[Dataset listings of figures]
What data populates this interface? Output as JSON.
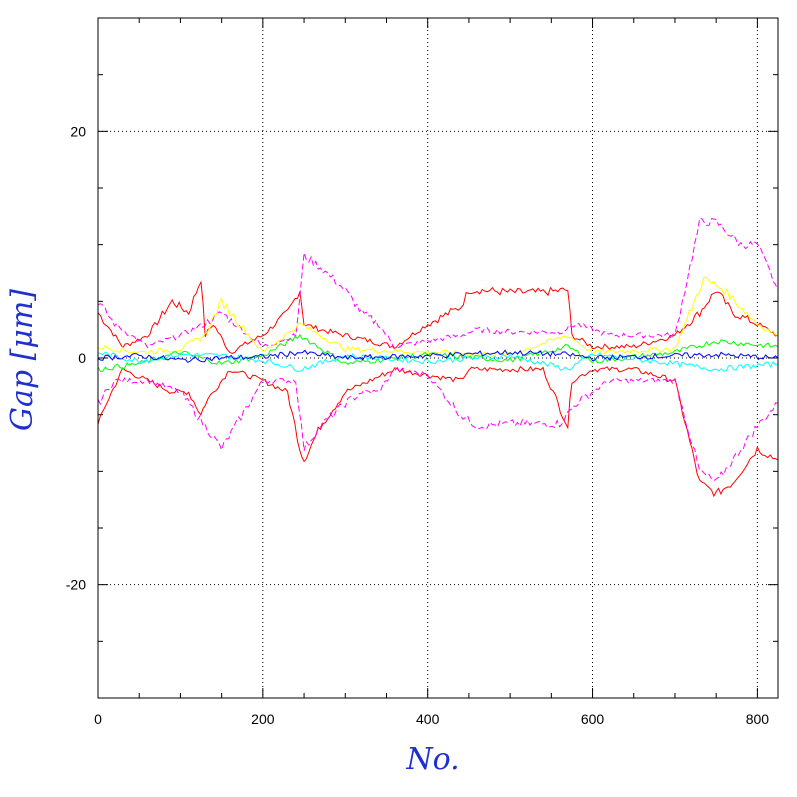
{
  "chart_data": {
    "type": "line",
    "title": "",
    "xlabel": "No.",
    "ylabel": "Gap [μm]",
    "xlim": [
      0,
      825
    ],
    "ylim": [
      -30,
      30
    ],
    "xticks": [
      0,
      200,
      400,
      600,
      800
    ],
    "yticks": [
      -20,
      0,
      20
    ],
    "x_minor_step": 50,
    "y_minor_step": 5,
    "grid": "dotted-major",
    "legend": "none",
    "bands_note": "many overlapping traces; values approximate envelopes read from gridlines",
    "series": [
      {
        "color": "#ff0000",
        "dash": "solid",
        "x": [
          0,
          10,
          30,
          60,
          90,
          110,
          125,
          130,
          140,
          160,
          200,
          230,
          245,
          250,
          270,
          300,
          330,
          360,
          400,
          440,
          450,
          460,
          500,
          540,
          570,
          575,
          600,
          650,
          700,
          730,
          750,
          770,
          800,
          825
        ],
        "y": [
          4,
          3,
          1,
          2,
          5,
          4,
          7,
          2,
          3,
          0.5,
          2,
          4,
          6,
          3,
          2.5,
          2,
          1.5,
          1,
          3,
          4.5,
          6,
          6,
          5.8,
          5.8,
          6,
          2,
          1,
          1,
          2,
          4,
          6,
          4,
          3,
          2
        ]
      },
      {
        "color": "#ff0000",
        "dash": "solid",
        "x": [
          0,
          10,
          30,
          60,
          90,
          110,
          125,
          130,
          140,
          160,
          200,
          230,
          245,
          250,
          270,
          300,
          330,
          360,
          400,
          440,
          450,
          460,
          500,
          540,
          570,
          575,
          600,
          650,
          700,
          730,
          750,
          770,
          800,
          825
        ],
        "y": [
          -6,
          -4,
          -1,
          -2,
          -3,
          -3,
          -5,
          -4,
          -3,
          -1,
          -2,
          -3,
          -8,
          -9,
          -6,
          -3,
          -2,
          -1,
          -1.5,
          -2,
          -1,
          -1,
          -1,
          -1,
          -6,
          -2,
          -1,
          -1,
          -2,
          -11,
          -12,
          -11,
          -8,
          -9
        ]
      },
      {
        "color": "#ff00ff",
        "dash": "dashed",
        "x": [
          0,
          20,
          60,
          100,
          130,
          150,
          200,
          240,
          250,
          270,
          300,
          320,
          340,
          360,
          400,
          440,
          460,
          500,
          560,
          580,
          620,
          700,
          730,
          750,
          780,
          800,
          825
        ],
        "y": [
          5,
          3,
          1,
          2,
          3,
          4,
          1,
          2,
          9,
          8,
          6,
          4,
          3,
          1,
          1.5,
          2,
          2.5,
          2.3,
          2.3,
          3,
          2,
          2,
          12,
          12,
          10,
          10,
          6
        ]
      },
      {
        "color": "#ff00ff",
        "dash": "dashed",
        "x": [
          0,
          20,
          60,
          100,
          130,
          150,
          200,
          240,
          250,
          270,
          300,
          320,
          340,
          360,
          400,
          440,
          460,
          500,
          560,
          580,
          620,
          700,
          730,
          750,
          780,
          800,
          825
        ],
        "y": [
          -4,
          -2,
          -2,
          -3,
          -6,
          -8,
          -2,
          -2,
          -8,
          -6,
          -4,
          -3,
          -3,
          -1,
          -1.5,
          -5,
          -6,
          -5.8,
          -5.8,
          -4,
          -2,
          -2,
          -10,
          -11,
          -8,
          -6,
          -4
        ]
      },
      {
        "color": "#ffff00",
        "dash": "solid",
        "x": [
          0,
          50,
          100,
          130,
          150,
          200,
          245,
          300,
          400,
          500,
          570,
          600,
          700,
          735,
          760,
          800,
          825
        ],
        "y": [
          1,
          0.5,
          0.8,
          2,
          5,
          0.5,
          3,
          0.8,
          0.5,
          0.3,
          2,
          0.5,
          0.8,
          7,
          6,
          3,
          2
        ]
      },
      {
        "color": "#00ff00",
        "dash": "solid",
        "x": [
          0,
          50,
          100,
          150,
          200,
          245,
          300,
          400,
          500,
          570,
          600,
          700,
          750,
          825
        ],
        "y": [
          -1,
          -0.5,
          0.5,
          -0.5,
          0.2,
          2,
          -0.5,
          0.3,
          -0.2,
          1,
          -0.3,
          0.5,
          1.5,
          1
        ]
      },
      {
        "color": "#00ffff",
        "dash": "solid",
        "x": [
          0,
          50,
          100,
          150,
          200,
          245,
          300,
          400,
          500,
          570,
          600,
          700,
          750,
          825
        ],
        "y": [
          0.5,
          -0.3,
          0.3,
          0.2,
          -0.2,
          -1,
          0.2,
          -0.3,
          0.2,
          -1,
          0.3,
          -0.5,
          -1,
          -0.5
        ]
      },
      {
        "color": "#0000ff",
        "dash": "solid",
        "x": [
          0,
          50,
          100,
          150,
          200,
          245,
          300,
          400,
          500,
          570,
          600,
          700,
          750,
          825
        ],
        "y": [
          0,
          0.2,
          -0.2,
          0,
          0.1,
          0.5,
          0,
          0.2,
          0.5,
          0.3,
          0,
          0.2,
          0.3,
          0
        ]
      }
    ]
  }
}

SET EXERCISE
In your copy, leave out the pictures and reproduce the material above exactly.

RESULT OF THIS EXERCISE
What data populates this interface? Output as JSON.
{
  "chart_data": {
    "type": "line",
    "title": "",
    "xlabel": "No.",
    "ylabel": "Gap [μm]",
    "xlim": [
      0,
      825
    ],
    "ylim": [
      -30,
      30
    ],
    "xticks": [
      0,
      200,
      400,
      600,
      800
    ],
    "yticks": [
      -20,
      0,
      20
    ],
    "x_minor_step": 50,
    "y_minor_step": 5,
    "grid": "dotted-major",
    "legend": "none",
    "bands_note": "many overlapping traces; values approximate envelopes read from gridlines",
    "series": [
      {
        "color": "#ff0000",
        "dash": "solid",
        "x": [
          0,
          10,
          30,
          60,
          90,
          110,
          125,
          130,
          140,
          160,
          200,
          230,
          245,
          250,
          270,
          300,
          330,
          360,
          400,
          440,
          450,
          460,
          500,
          540,
          570,
          575,
          600,
          650,
          700,
          730,
          750,
          770,
          800,
          825
        ],
        "y": [
          4,
          3,
          1,
          2,
          5,
          4,
          7,
          2,
          3,
          0.5,
          2,
          4,
          6,
          3,
          2.5,
          2,
          1.5,
          1,
          3,
          4.5,
          6,
          6,
          5.8,
          5.8,
          6,
          2,
          1,
          1,
          2,
          4,
          6,
          4,
          3,
          2
        ]
      },
      {
        "color": "#ff0000",
        "dash": "solid",
        "x": [
          0,
          10,
          30,
          60,
          90,
          110,
          125,
          130,
          140,
          160,
          200,
          230,
          245,
          250,
          270,
          300,
          330,
          360,
          400,
          440,
          450,
          460,
          500,
          540,
          570,
          575,
          600,
          650,
          700,
          730,
          750,
          770,
          800,
          825
        ],
        "y": [
          -6,
          -4,
          -1,
          -2,
          -3,
          -3,
          -5,
          -4,
          -3,
          -1,
          -2,
          -3,
          -8,
          -9,
          -6,
          -3,
          -2,
          -1,
          -1.5,
          -2,
          -1,
          -1,
          -1,
          -1,
          -6,
          -2,
          -1,
          -1,
          -2,
          -11,
          -12,
          -11,
          -8,
          -9
        ]
      },
      {
        "color": "#ff00ff",
        "dash": "dashed",
        "x": [
          0,
          20,
          60,
          100,
          130,
          150,
          200,
          240,
          250,
          270,
          300,
          320,
          340,
          360,
          400,
          440,
          460,
          500,
          560,
          580,
          620,
          700,
          730,
          750,
          780,
          800,
          825
        ],
        "y": [
          5,
          3,
          1,
          2,
          3,
          4,
          1,
          2,
          9,
          8,
          6,
          4,
          3,
          1,
          1.5,
          2,
          2.5,
          2.3,
          2.3,
          3,
          2,
          2,
          12,
          12,
          10,
          10,
          6
        ]
      },
      {
        "color": "#ff00ff",
        "dash": "dashed",
        "x": [
          0,
          20,
          60,
          100,
          130,
          150,
          200,
          240,
          250,
          270,
          300,
          320,
          340,
          360,
          400,
          440,
          460,
          500,
          560,
          580,
          620,
          700,
          730,
          750,
          780,
          800,
          825
        ],
        "y": [
          -4,
          -2,
          -2,
          -3,
          -6,
          -8,
          -2,
          -2,
          -8,
          -6,
          -4,
          -3,
          -3,
          -1,
          -1.5,
          -5,
          -6,
          -5.8,
          -5.8,
          -4,
          -2,
          -2,
          -10,
          -11,
          -8,
          -6,
          -4
        ]
      },
      {
        "color": "#ffff00",
        "dash": "solid",
        "x": [
          0,
          50,
          100,
          130,
          150,
          200,
          245,
          300,
          400,
          500,
          570,
          600,
          700,
          735,
          760,
          800,
          825
        ],
        "y": [
          1,
          0.5,
          0.8,
          2,
          5,
          0.5,
          3,
          0.8,
          0.5,
          0.3,
          2,
          0.5,
          0.8,
          7,
          6,
          3,
          2
        ]
      },
      {
        "color": "#00ff00",
        "dash": "solid",
        "x": [
          0,
          50,
          100,
          150,
          200,
          245,
          300,
          400,
          500,
          570,
          600,
          700,
          750,
          825
        ],
        "y": [
          -1,
          -0.5,
          0.5,
          -0.5,
          0.2,
          2,
          -0.5,
          0.3,
          -0.2,
          1,
          -0.3,
          0.5,
          1.5,
          1
        ]
      },
      {
        "color": "#00ffff",
        "dash": "solid",
        "x": [
          0,
          50,
          100,
          150,
          200,
          245,
          300,
          400,
          500,
          570,
          600,
          700,
          750,
          825
        ],
        "y": [
          0.5,
          -0.3,
          0.3,
          0.2,
          -0.2,
          -1,
          0.2,
          -0.3,
          0.2,
          -1,
          0.3,
          -0.5,
          -1,
          -0.5
        ]
      },
      {
        "color": "#0000ff",
        "dash": "solid",
        "x": [
          0,
          50,
          100,
          150,
          200,
          245,
          300,
          400,
          500,
          570,
          600,
          700,
          750,
          825
        ],
        "y": [
          0,
          0.2,
          -0.2,
          0,
          0.1,
          0.5,
          0,
          0.2,
          0.5,
          0.3,
          0,
          0.2,
          0.3,
          0
        ]
      }
    ]
  }
}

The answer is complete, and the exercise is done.